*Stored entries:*
============================================================

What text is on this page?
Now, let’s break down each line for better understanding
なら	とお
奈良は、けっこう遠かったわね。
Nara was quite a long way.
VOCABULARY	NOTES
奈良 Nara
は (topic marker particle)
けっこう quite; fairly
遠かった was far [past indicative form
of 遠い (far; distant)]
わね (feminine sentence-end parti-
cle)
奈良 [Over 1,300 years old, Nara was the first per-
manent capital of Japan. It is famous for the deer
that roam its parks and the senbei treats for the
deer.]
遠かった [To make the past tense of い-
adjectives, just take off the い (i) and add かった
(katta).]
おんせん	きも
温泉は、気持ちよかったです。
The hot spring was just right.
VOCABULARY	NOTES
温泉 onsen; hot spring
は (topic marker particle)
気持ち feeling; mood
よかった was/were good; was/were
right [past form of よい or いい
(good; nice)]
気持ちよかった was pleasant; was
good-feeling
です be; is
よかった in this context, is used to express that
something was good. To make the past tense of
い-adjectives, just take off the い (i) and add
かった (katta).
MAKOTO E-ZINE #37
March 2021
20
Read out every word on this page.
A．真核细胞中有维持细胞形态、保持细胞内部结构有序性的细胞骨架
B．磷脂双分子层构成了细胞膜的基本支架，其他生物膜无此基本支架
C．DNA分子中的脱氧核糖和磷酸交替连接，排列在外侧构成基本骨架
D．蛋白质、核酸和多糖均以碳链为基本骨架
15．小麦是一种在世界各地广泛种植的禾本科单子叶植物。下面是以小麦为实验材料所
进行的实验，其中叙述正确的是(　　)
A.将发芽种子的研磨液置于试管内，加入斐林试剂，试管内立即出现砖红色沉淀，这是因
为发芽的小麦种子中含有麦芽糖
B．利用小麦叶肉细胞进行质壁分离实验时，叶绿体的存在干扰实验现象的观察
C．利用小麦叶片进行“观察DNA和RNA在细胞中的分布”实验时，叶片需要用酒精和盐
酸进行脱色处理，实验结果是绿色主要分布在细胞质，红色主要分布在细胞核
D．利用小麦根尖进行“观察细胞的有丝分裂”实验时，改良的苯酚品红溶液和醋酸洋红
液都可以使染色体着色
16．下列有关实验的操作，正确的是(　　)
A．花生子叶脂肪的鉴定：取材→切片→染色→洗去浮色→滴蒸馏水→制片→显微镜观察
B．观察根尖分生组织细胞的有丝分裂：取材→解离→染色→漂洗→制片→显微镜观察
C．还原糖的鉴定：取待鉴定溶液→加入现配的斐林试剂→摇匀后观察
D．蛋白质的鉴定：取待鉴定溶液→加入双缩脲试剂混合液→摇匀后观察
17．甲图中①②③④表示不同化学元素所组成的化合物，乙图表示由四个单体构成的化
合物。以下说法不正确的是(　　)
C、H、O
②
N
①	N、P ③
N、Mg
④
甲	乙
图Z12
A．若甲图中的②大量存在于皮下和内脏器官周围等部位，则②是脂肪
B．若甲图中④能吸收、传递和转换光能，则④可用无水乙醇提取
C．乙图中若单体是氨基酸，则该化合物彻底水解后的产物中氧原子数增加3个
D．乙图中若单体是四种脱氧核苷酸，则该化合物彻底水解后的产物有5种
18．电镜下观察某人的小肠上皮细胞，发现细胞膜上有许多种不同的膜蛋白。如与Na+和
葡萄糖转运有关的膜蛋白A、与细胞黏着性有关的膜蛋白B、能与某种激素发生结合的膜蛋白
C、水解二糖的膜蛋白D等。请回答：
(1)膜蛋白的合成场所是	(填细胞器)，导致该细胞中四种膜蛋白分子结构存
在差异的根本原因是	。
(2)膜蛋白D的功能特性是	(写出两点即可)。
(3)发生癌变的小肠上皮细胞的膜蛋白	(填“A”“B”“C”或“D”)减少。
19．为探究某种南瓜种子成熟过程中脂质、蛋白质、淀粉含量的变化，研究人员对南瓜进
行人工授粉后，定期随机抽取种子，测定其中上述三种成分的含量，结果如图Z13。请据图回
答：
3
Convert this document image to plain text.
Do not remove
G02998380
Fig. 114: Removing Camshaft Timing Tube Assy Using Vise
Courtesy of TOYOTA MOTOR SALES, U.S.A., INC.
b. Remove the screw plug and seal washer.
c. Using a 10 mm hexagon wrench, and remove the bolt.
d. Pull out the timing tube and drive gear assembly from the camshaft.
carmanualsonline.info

============================================================

*Set task:* In the listing above, find the line with "Convert this document image to plain text." and set down that line and all after it exactly, through the final line.

*Written answer:*
Convert this document image to plain text.
Do not remove
G02998380
Fig. 114: Removing Camshaft Timing Tube Assy Using Vise
Courtesy of TOYOTA MOTOR SALES, U.S.A., INC.
b. Remove the screw plug and seal washer.
c. Using a 10 mm hexagon wrench, and remove the bolt.
d. Pull out the timing tube and drive gear assembly from the camshaft.
carmanualsonline.info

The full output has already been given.